-- SELECTED PASSAGE --
Level 3 Communications' (NYSE:LVLT) $5.6 billion acquisition of TW Telecom (NASDAQ:TWTC) has the obvious advantage of providing additional leverage in a fiber market that's expected to grow rapidly in the years ahead. But, for investors, the most important question is one that's been forgotten: Can the company steal enterprise market share from leaders like CenturyLink (NYSE:CTL) and become a solid long-term investment opportunity?
Another element to the story
In a previous article, Level 3's most obvious interest for acquiring TW Telecom was discussed, which was the ownership of a key asset prior to the build-out of new broadband services with speeds up to 100 times faster than the norm via the use of fiber. It was implied that TW Telecom makes Level 3 front-in-line to own the majority of this business as these networks are being built.
However, the battle for enterprise revenue is also a driving force behind the acquisition, an area that has been strong due to increased emphasis on customers and the importance of improved network speeds. Furthermore, consumers have a tendency to be fickle, but enterprise revenue tends to be long-lasting and evokes confidence from shareholders.
An overlooked fact
In Level 3's last quarter, nearly 60% of total revenue came from the enterprise segment of core network services, or fiber-related, which accounted for all of the company's growth at 11% year-over-year. Therefore, Level 3 basically gained a 100% enterprise business based on its guidance that 70% of its combined revenue, following the TW Telecom acquisition, would come from enterprise. This is a fact that has apparently been overlooked.
As a result, Level 3 is now on par with CenturyLink in the enterprise segment. Level 3's $962 million in enterprise revenue lagged CenturyLink's $1.56 billion that it created in the same segment during each company's last quarter.
Like Level 3 and TW Telecom, CenturyLink's growth has come from its enterprise business. In its last quarter, the company's total revenue of $4.54 billion represented near-flat performance versus the year prior, while its enterprise segment grew 4% in the same period. Thus, enterprise has been a blessing in the face of a struggling consumer business, much like Level 3.
Nonetheless, CenturyLink held an advantage over Level 3 due to a heavy supply of enterprise clients being located within metropolitan areas. CenturyLink owns 22,000 inter-city route miles of fiber, while Level 3's assets of 35,000 total miles are spread more diversely throughout the globe. While Level 3's inter-city miles lag CenturyLink's presence, the addition of TW Telecom's 21,000 inter-city miles now gives Level 3 the advantage in terms of delivery speeds.
What to expect?
With that said, the synergies gained in this acquisition not only creates a larger and faster network, but also the likelihood of Level 3 gaining market share, and the possibility of CenturyLink's enterprise growth slowing. Currently, Level 3 and TW Telecom are growing twice as fast as CenturyLink's enterprise business. However, the accelerated growth is likely only because CenturyLink's enterprise business is 50% larger than Level 3's business. Therefore, a smaller year-over-year growth rate should be expected.
Don't expect 20% annual organic growth in the enterprise segment following the Level 3 and TW Telecom merger. This isn't a space with overly aggressive growth figures. However, a 2%-3% increase in organic growth is very likely due to the network advantages created from this merger. While this may not sound impressive, it is enough to beat analyst expectations and allow for a more consistent long-term growth rate while fiber Internet build-outs provide a temporary spark.
The bottom line is that this is a merger with various benefits, one that should strengthen Level 3's position, improve its products, and accelerate its growth in a key segment. The end result of these benefits could be an outperforming stock long-term, something all investors should welcome.

-- Recorded data --
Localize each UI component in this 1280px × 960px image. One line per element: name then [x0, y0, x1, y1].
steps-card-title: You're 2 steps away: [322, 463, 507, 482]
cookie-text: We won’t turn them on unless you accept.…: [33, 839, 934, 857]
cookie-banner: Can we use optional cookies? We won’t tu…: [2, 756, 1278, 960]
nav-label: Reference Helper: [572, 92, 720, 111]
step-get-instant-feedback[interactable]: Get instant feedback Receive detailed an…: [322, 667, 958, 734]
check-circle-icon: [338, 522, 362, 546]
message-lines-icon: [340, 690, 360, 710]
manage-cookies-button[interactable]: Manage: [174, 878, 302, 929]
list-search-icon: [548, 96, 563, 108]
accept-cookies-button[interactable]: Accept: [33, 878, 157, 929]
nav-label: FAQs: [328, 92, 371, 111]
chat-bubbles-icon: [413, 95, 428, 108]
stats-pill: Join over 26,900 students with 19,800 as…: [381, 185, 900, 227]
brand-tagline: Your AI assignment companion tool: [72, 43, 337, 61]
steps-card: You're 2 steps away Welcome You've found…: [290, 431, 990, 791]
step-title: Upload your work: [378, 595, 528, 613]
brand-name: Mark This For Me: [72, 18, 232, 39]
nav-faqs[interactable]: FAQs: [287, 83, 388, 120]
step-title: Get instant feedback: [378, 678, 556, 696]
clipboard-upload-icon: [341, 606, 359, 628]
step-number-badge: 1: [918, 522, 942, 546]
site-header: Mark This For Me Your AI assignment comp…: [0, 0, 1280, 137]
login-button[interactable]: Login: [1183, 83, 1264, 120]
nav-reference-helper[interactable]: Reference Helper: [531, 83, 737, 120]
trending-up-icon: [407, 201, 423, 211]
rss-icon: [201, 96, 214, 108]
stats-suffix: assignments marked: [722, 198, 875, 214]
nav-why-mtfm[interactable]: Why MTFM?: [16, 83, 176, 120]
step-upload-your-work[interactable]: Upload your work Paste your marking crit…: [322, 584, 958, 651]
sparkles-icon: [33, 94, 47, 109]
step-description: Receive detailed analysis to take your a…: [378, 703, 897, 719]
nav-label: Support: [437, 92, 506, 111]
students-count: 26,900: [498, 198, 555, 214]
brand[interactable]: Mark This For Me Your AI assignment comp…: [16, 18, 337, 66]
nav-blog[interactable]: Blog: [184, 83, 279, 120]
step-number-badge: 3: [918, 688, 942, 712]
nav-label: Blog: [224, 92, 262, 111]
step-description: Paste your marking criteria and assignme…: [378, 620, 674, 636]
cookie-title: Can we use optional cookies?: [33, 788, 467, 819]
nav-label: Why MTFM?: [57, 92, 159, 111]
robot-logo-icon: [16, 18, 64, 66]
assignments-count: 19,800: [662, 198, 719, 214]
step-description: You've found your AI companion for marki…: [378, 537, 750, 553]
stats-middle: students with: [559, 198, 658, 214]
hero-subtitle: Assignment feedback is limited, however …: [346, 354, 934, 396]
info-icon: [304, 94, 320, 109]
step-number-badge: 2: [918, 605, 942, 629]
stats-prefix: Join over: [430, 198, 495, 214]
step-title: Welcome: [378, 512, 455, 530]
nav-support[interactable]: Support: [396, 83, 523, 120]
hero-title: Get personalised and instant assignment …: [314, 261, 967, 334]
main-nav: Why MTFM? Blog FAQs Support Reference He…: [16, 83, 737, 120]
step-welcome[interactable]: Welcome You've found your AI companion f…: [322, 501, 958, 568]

-- EXERCISE DESCRIPTION --
Answer these questions from the article on Level 3's purchase of TW Telecom:
1. What is the dollar value of the acquisition?
2. How many inter-city route miles of fiber does CenturyLink own?
3. What was CenturyLink's total revenue in its last quarter?

-- YOUR SOLUTION --
1. $5.6 billion
2. 22,000
3. $4.54 billion